-------- Supplied records

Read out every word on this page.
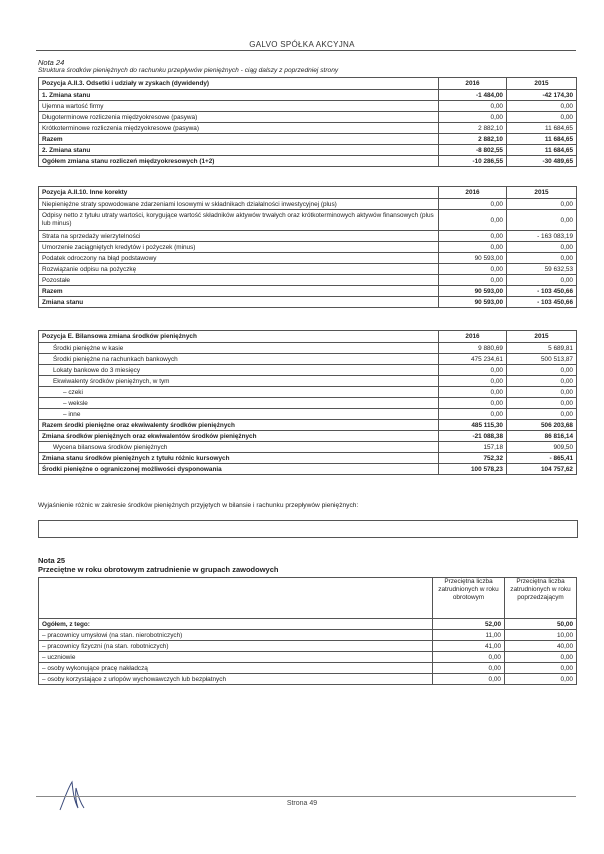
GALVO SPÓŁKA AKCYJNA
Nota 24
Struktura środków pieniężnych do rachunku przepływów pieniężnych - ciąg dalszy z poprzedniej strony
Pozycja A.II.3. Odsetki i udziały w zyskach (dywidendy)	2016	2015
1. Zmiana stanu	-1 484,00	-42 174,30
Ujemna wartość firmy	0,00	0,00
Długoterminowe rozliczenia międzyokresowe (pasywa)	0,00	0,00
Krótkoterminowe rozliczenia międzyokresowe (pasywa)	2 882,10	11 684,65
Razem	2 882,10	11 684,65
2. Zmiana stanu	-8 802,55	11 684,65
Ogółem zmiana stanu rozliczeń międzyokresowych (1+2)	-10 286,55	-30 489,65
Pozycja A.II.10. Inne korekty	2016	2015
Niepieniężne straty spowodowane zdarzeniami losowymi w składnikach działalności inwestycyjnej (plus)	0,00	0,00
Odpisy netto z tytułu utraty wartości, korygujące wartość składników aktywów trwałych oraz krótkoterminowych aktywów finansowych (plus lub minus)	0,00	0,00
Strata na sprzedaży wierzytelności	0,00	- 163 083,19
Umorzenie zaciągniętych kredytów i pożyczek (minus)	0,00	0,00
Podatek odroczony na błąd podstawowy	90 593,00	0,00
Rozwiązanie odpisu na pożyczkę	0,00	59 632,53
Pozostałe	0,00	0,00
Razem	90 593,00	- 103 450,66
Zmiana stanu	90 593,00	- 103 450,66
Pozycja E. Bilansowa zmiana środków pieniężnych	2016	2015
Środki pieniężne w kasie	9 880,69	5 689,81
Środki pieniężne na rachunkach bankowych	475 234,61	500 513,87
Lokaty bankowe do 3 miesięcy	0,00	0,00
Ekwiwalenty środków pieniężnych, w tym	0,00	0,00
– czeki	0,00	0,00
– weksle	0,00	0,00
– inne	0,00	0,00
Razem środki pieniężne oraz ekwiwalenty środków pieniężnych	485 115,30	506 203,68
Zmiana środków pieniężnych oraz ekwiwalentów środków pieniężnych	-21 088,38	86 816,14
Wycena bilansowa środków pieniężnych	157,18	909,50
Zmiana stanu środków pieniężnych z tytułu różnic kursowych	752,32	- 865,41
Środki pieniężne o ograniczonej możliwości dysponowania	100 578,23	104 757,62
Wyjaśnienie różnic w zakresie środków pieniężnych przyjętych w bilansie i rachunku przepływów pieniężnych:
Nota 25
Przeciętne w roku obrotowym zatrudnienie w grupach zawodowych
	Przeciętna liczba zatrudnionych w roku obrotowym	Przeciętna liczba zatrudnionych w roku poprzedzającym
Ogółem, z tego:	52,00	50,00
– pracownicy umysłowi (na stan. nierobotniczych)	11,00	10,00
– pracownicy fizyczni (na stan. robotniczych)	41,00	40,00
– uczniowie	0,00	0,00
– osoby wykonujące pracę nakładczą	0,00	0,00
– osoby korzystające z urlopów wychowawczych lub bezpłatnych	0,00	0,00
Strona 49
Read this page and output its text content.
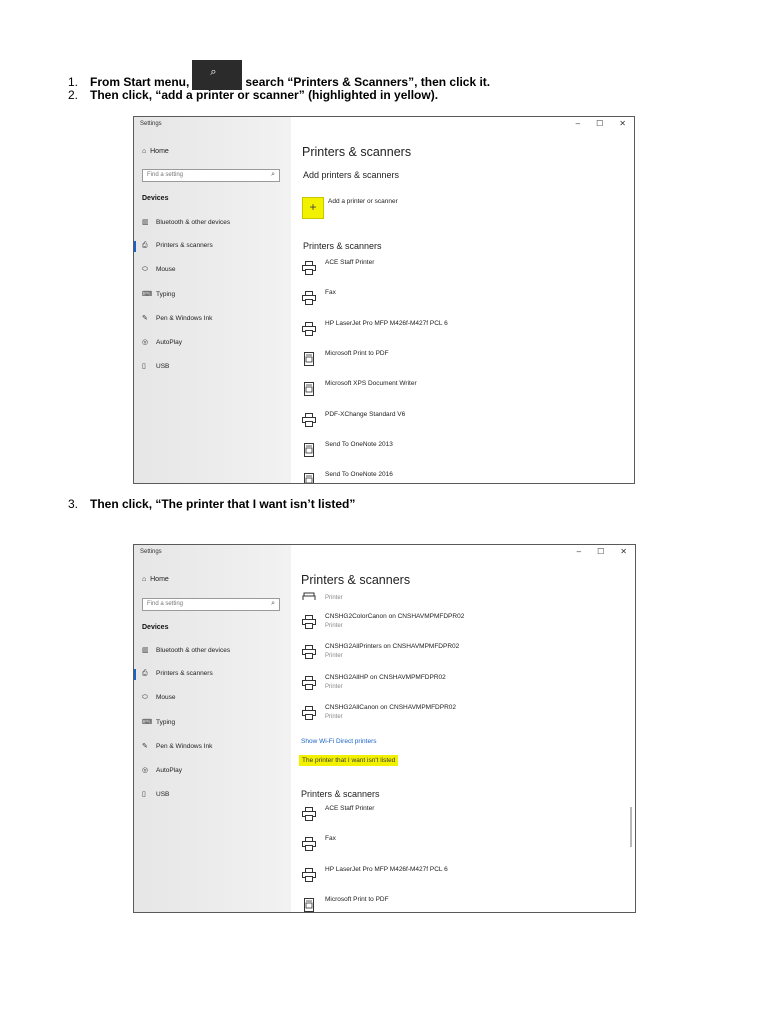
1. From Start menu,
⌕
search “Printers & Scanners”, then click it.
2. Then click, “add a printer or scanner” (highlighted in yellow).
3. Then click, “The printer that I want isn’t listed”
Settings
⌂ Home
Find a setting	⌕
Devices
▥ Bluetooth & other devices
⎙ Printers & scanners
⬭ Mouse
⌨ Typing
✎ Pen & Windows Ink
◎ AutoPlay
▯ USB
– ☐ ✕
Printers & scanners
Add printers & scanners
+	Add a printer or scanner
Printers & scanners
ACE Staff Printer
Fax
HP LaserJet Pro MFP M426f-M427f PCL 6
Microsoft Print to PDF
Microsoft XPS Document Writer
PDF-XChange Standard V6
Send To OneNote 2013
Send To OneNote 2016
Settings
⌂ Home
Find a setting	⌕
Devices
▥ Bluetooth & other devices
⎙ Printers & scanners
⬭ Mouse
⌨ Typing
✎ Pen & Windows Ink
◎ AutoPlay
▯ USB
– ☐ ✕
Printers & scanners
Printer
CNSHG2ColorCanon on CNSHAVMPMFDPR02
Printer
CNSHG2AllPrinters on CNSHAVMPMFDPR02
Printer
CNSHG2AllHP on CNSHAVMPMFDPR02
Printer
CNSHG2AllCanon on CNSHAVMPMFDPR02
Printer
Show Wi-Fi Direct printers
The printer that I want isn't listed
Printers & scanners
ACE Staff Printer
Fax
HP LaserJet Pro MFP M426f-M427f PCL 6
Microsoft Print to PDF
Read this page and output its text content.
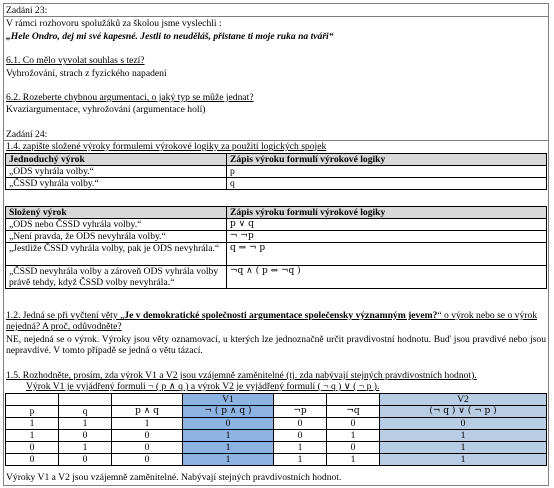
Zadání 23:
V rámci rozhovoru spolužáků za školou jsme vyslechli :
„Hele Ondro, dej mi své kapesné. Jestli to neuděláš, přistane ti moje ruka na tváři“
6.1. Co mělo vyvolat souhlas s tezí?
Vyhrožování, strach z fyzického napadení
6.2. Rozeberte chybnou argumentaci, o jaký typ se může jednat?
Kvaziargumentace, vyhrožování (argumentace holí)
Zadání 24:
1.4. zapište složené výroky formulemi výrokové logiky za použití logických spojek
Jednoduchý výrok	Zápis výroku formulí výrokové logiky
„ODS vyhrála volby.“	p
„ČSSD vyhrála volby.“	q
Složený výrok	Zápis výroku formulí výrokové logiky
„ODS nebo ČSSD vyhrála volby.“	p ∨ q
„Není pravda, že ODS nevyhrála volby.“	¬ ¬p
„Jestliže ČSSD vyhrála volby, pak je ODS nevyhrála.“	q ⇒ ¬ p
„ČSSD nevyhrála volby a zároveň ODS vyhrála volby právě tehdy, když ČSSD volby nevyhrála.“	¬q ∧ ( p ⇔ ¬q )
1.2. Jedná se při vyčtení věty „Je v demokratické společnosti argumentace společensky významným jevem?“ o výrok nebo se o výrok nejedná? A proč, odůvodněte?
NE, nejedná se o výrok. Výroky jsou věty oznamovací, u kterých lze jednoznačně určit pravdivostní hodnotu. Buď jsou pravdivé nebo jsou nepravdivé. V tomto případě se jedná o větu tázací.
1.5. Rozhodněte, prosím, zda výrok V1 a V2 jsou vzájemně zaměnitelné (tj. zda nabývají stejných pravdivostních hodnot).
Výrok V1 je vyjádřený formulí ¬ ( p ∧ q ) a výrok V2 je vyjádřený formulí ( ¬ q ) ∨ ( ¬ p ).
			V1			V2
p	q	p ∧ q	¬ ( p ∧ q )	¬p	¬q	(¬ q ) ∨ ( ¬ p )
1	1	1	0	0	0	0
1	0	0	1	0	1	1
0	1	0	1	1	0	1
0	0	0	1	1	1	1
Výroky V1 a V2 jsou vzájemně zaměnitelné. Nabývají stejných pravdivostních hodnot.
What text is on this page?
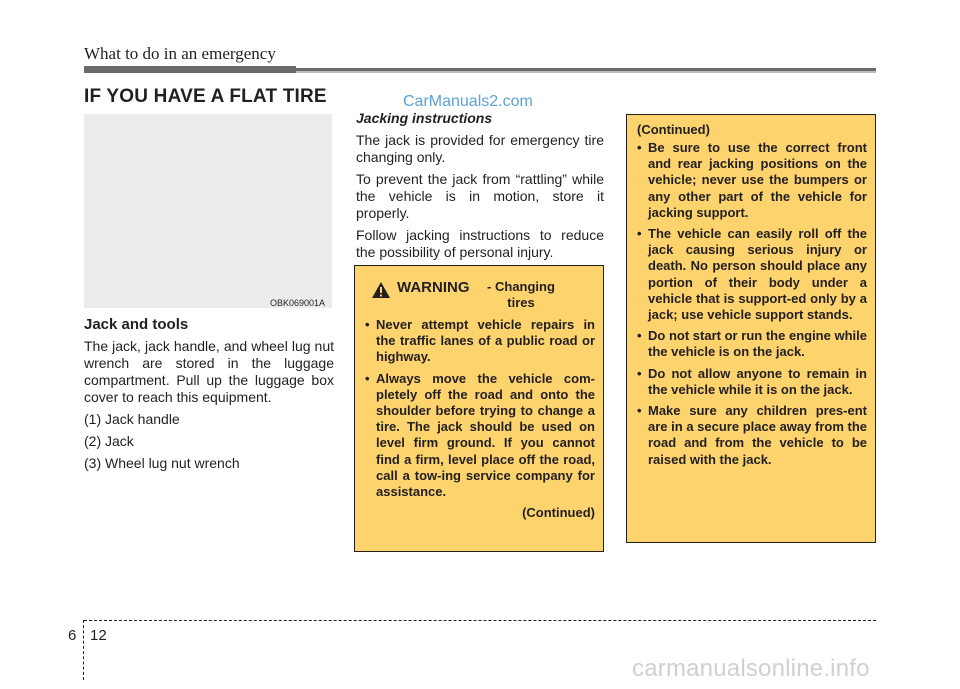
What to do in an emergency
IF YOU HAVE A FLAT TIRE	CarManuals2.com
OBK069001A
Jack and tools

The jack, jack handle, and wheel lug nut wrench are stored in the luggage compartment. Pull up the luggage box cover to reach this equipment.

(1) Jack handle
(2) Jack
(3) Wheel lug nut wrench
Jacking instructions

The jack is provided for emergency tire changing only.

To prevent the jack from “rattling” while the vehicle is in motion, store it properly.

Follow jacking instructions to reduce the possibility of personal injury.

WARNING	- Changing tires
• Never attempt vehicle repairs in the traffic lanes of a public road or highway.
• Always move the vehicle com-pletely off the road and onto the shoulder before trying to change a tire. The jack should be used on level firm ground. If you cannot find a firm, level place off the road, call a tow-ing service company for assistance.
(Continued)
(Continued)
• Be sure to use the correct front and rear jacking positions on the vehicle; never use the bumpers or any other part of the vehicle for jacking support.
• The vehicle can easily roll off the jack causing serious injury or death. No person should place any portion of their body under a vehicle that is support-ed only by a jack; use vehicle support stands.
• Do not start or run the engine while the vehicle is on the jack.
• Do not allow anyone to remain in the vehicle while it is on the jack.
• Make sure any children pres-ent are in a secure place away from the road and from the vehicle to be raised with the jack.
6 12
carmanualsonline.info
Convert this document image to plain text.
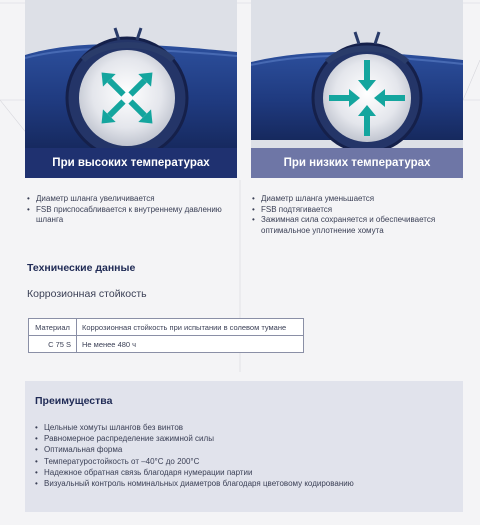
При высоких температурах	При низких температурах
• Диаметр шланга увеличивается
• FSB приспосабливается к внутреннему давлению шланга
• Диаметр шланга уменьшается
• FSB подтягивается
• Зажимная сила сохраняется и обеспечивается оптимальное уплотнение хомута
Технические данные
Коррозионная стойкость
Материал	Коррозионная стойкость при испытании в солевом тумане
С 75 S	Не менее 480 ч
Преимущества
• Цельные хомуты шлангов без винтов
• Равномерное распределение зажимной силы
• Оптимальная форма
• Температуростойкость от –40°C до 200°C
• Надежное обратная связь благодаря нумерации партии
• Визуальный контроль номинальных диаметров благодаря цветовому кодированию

----------------

Your objective
Look over the material above and show each line where "nebo" appears.

Solution
„ODS nebo ČSSD vyhrála volby.“	p ∨ q
1.2. Jedná se při vyčtení věty „Je v demokratické společnosti argumentace společensky významným jevem?“ o výrok nebo se o výrok nejedná? A proč, odůvodněte?
NE, nejedná se o výrok. Výroky jsou věty oznamovací, u kterých lze jednoznačně určit pravdivostní hodnotu. Buď jsou pravdivé nebo jsou nepravdivé. V tomto případě se jedná o větu tázací.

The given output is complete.